§ **REQUIRED TASK**
Do not copy the pictures; transcribe all other material exactly.

Structured figure records
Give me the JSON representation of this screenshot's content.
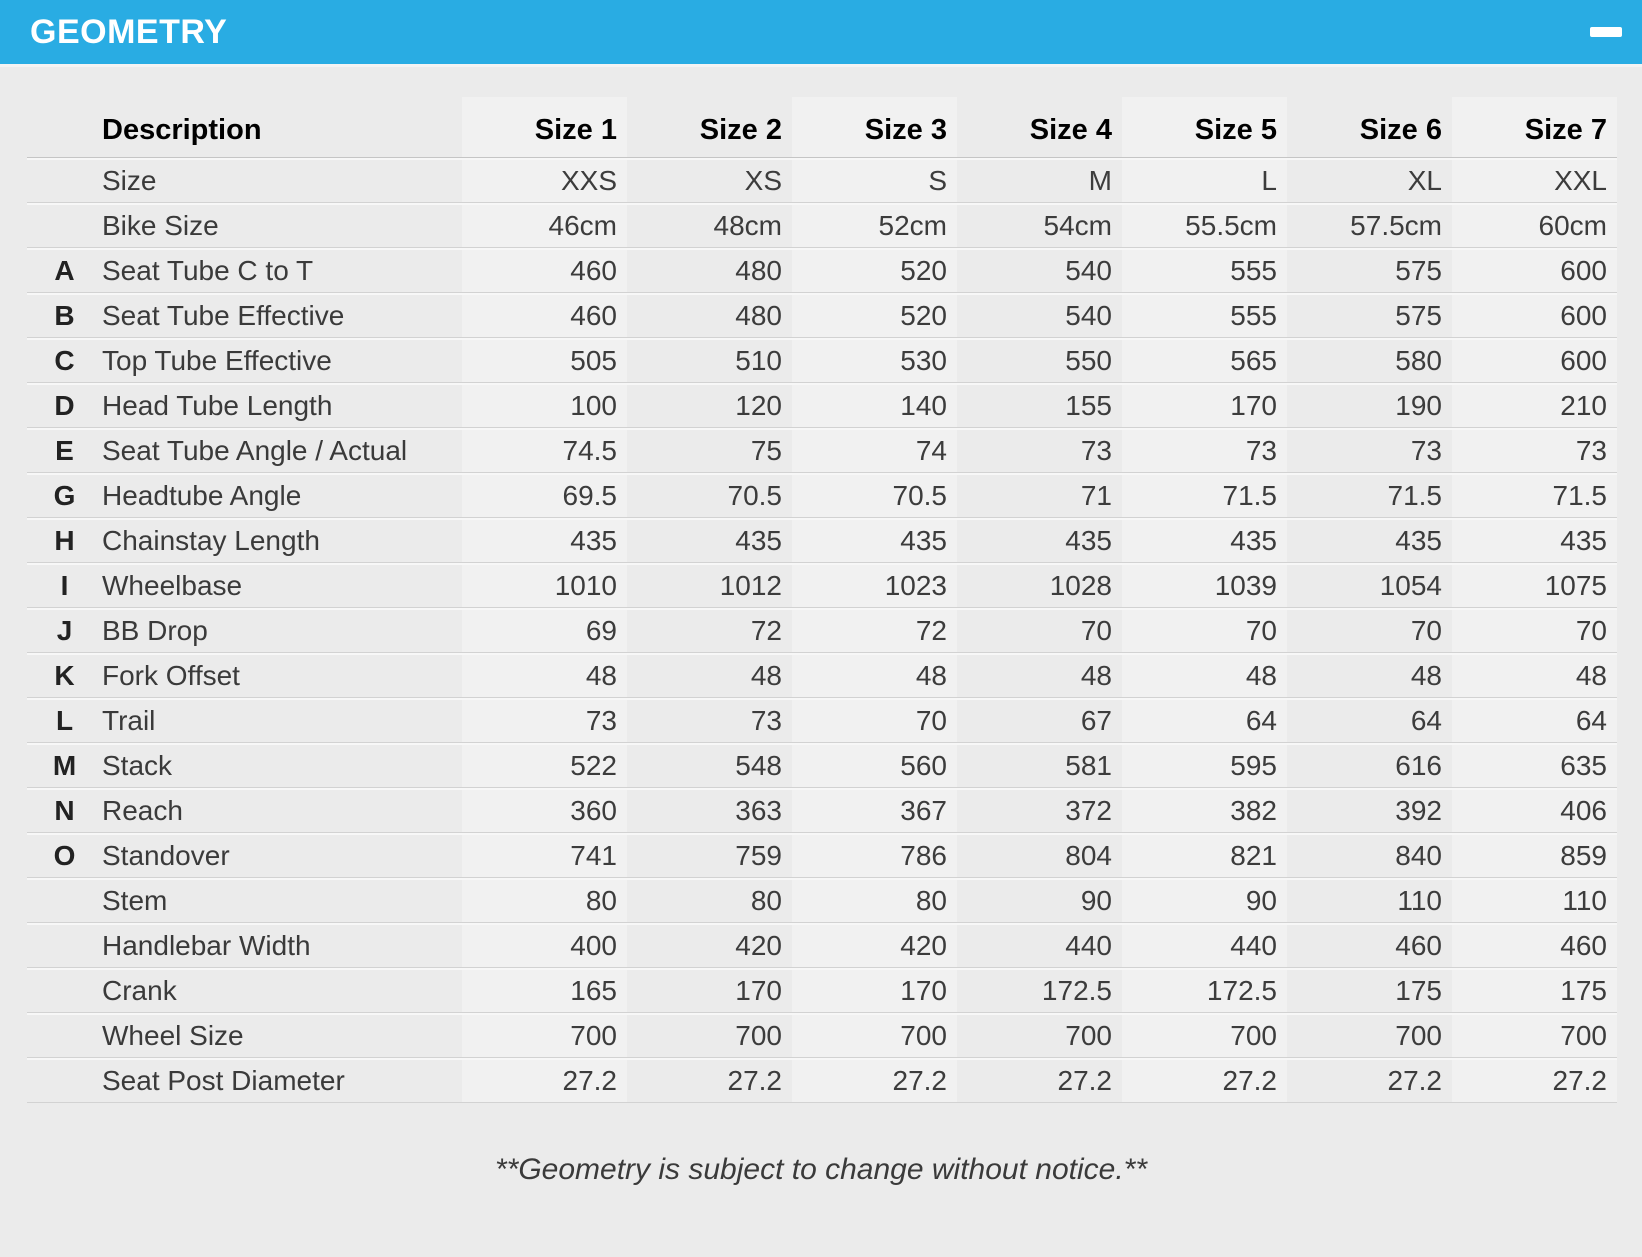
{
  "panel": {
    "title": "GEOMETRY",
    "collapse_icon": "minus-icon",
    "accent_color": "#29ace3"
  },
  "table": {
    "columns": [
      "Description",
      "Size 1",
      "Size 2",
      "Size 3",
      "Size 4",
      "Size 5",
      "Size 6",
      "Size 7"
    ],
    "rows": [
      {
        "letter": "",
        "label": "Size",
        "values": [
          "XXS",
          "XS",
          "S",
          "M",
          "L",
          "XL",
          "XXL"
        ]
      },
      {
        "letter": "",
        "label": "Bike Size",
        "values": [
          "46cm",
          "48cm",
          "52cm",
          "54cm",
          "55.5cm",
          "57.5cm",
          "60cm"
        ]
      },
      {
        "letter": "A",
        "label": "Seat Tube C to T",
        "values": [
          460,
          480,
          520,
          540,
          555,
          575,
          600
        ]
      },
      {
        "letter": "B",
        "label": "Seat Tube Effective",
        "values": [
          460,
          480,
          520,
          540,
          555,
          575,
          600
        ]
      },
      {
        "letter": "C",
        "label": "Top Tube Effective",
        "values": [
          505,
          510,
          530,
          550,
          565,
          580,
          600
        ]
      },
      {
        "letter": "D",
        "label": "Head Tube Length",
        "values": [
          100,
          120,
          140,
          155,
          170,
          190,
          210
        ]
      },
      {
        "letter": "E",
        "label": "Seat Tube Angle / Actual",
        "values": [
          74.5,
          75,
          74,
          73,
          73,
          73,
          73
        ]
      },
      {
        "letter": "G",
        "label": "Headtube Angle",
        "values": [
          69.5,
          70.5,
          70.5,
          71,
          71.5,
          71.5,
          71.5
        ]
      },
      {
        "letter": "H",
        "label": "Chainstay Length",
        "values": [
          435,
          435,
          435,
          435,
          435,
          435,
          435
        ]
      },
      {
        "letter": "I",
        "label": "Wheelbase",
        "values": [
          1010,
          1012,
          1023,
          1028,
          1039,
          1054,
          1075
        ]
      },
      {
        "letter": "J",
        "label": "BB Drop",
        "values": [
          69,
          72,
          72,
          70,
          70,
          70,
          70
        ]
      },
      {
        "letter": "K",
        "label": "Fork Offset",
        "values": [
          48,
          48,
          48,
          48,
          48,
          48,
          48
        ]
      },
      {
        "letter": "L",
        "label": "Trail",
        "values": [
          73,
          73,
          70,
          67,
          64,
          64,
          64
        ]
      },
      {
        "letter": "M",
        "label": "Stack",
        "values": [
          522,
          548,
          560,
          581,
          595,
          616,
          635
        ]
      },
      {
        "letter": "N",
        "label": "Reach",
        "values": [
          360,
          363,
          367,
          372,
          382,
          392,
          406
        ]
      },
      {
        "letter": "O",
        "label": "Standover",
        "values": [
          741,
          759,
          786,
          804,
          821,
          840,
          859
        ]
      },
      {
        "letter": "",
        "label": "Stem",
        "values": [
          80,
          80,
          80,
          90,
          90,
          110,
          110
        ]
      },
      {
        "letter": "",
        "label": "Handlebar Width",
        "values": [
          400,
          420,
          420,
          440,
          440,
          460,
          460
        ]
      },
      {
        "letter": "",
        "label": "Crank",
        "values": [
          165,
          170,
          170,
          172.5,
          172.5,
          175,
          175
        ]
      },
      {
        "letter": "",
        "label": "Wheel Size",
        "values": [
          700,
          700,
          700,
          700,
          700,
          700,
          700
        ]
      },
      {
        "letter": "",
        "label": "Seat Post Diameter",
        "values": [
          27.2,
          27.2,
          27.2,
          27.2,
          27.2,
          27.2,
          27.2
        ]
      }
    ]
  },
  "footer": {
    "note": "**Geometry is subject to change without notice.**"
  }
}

§ **FULL SOLUTION**
Give me the JSON representation of this screenshot's content.
{
  "panel": {
    "title": "GEOMETRY",
    "collapse_icon": "minus-icon",
    "accent_color": "#29ace3"
  },
  "table": {
    "columns": [
      "Description",
      "Size 1",
      "Size 2",
      "Size 3",
      "Size 4",
      "Size 5",
      "Size 6",
      "Size 7"
    ],
    "rows": [
      {
        "letter": "",
        "label": "Size",
        "values": [
          "XXS",
          "XS",
          "S",
          "M",
          "L",
          "XL",
          "XXL"
        ]
      },
      {
        "letter": "",
        "label": "Bike Size",
        "values": [
          "46cm",
          "48cm",
          "52cm",
          "54cm",
          "55.5cm",
          "57.5cm",
          "60cm"
        ]
      },
      {
        "letter": "A",
        "label": "Seat Tube C to T",
        "values": [
          460,
          480,
          520,
          540,
          555,
          575,
          600
        ]
      },
      {
        "letter": "B",
        "label": "Seat Tube Effective",
        "values": [
          460,
          480,
          520,
          540,
          555,
          575,
          600
        ]
      },
      {
        "letter": "C",
        "label": "Top Tube Effective",
        "values": [
          505,
          510,
          530,
          550,
          565,
          580,
          600
        ]
      },
      {
        "letter": "D",
        "label": "Head Tube Length",
        "values": [
          100,
          120,
          140,
          155,
          170,
          190,
          210
        ]
      },
      {
        "letter": "E",
        "label": "Seat Tube Angle / Actual",
        "values": [
          74.5,
          75,
          74,
          73,
          73,
          73,
          73
        ]
      },
      {
        "letter": "G",
        "label": "Headtube Angle",
        "values": [
          69.5,
          70.5,
          70.5,
          71,
          71.5,
          71.5,
          71.5
        ]
      },
      {
        "letter": "H",
        "label": "Chainstay Length",
        "values": [
          435,
          435,
          435,
          435,
          435,
          435,
          435
        ]
      },
      {
        "letter": "I",
        "label": "Wheelbase",
        "values": [
          1010,
          1012,
          1023,
          1028,
          1039,
          1054,
          1075
        ]
      },
      {
        "letter": "J",
        "label": "BB Drop",
        "values": [
          69,
          72,
          72,
          70,
          70,
          70,
          70
        ]
      },
      {
        "letter": "K",
        "label": "Fork Offset",
        "values": [
          48,
          48,
          48,
          48,
          48,
          48,
          48
        ]
      },
      {
        "letter": "L",
        "label": "Trail",
        "values": [
          73,
          73,
          70,
          67,
          64,
          64,
          64
        ]
      },
      {
        "letter": "M",
        "label": "Stack",
        "values": [
          522,
          548,
          560,
          581,
          595,
          616,
          635
        ]
      },
      {
        "letter": "N",
        "label": "Reach",
        "values": [
          360,
          363,
          367,
          372,
          382,
          392,
          406
        ]
      },
      {
        "letter": "O",
        "label": "Standover",
        "values": [
          741,
          759,
          786,
          804,
          821,
          840,
          859
        ]
      },
      {
        "letter": "",
        "label": "Stem",
        "values": [
          80,
          80,
          80,
          90,
          90,
          110,
          110
        ]
      },
      {
        "letter": "",
        "label": "Handlebar Width",
        "values": [
          400,
          420,
          420,
          440,
          440,
          460,
          460
        ]
      },
      {
        "letter": "",
        "label": "Crank",
        "values": [
          165,
          170,
          170,
          172.5,
          172.5,
          175,
          175
        ]
      },
      {
        "letter": "",
        "label": "Wheel Size",
        "values": [
          700,
          700,
          700,
          700,
          700,
          700,
          700
        ]
      },
      {
        "letter": "",
        "label": "Seat Post Diameter",
        "values": [
          27.2,
          27.2,
          27.2,
          27.2,
          27.2,
          27.2,
          27.2
        ]
      }
    ]
  },
  "footer": {
    "note": "**Geometry is subject to change without notice.**"
  }
}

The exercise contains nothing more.